WRITTEN TASK:
Print all of the data exactly.

SUPPLIED MATERIAL:

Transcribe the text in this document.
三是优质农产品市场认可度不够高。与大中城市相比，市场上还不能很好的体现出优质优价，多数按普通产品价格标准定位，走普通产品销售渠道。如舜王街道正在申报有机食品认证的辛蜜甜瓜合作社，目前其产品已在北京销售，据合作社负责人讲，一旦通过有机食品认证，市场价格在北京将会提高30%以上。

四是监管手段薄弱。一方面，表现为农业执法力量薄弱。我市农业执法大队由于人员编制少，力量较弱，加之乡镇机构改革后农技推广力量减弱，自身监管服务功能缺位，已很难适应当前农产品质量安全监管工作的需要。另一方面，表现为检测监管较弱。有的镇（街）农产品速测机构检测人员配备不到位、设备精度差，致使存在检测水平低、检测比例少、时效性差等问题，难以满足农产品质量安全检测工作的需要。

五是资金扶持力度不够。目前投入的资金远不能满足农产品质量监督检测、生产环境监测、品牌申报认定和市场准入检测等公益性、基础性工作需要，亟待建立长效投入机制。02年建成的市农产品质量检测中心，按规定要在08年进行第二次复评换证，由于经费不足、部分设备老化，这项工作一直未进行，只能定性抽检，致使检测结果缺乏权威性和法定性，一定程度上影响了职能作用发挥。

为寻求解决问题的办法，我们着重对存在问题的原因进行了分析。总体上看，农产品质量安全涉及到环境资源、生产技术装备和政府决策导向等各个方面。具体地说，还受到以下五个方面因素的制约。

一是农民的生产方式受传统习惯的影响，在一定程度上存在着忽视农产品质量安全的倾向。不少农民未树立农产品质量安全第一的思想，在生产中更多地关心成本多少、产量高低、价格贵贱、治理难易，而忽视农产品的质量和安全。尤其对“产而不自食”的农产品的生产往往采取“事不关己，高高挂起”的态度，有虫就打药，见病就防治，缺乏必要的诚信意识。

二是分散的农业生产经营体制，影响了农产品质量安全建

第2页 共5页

TASK RESULT:
Transcribe the text in this document.
三是优质农产品市场认可度不够高。与大中城市相比，市场上还不能很好的体现出优质优价，多数按普通产品价格标准定位，走普通产品销售渠道。如舜王街道正在申报有机食品认证的辛蜜甜瓜合作社，目前其产品已在北京销售，据合作社负责人讲，一旦通过有机食品认证，市场价格在北京将会提高30%以上。

四是监管手段薄弱。一方面，表现为农业执法力量薄弱。我市农业执法大队由于人员编制少，力量较弱，加之乡镇机构改革后农技推广力量减弱，自身监管服务功能缺位，已很难适应当前农产品质量安全监管工作的需要。另一方面，表现为检测监管较弱。有的镇（街）农产品速测机构检测人员配备不到位、设备精度差，致使存在检测水平低、检测比例少、时效性差等问题，难以满足农产品质量安全检测工作的需要。

五是资金扶持力度不够。目前投入的资金远不能满足农产品质量监督检测、生产环境监测、品牌申报认定和市场准入检测等公益性、基础性工作需要，亟待建立长效投入机制。02年建成的市农产品质量检测中心，按规定要在08年进行第二次复评换证，由于经费不足、部分设备老化，这项工作一直未进行，只能定性抽检，致使检测结果缺乏权威性和法定性，一定程度上影响了职能作用发挥。

为寻求解决问题的办法，我们着重对存在问题的原因进行了分析。总体上看，农产品质量安全涉及到环境资源、生产技术装备和政府决策导向等各个方面。具体地说，还受到以下五个方面因素的制约。

一是农民的生产方式受传统习惯的影响，在一定程度上存在着忽视农产品质量安全的倾向。不少农民未树立农产品质量安全第一的思想，在生产中更多地关心成本多少、产量高低、价格贵贱、治理难易，而忽视农产品的质量和安全。尤其对“产而不自食”的农产品的生产往往采取“事不关己，高高挂起”的态度，有虫就打药，见病就防治，缺乏必要的诚信意识。

二是分散的农业生产经营体制，影响了农产品质量安全建

第2页 共5页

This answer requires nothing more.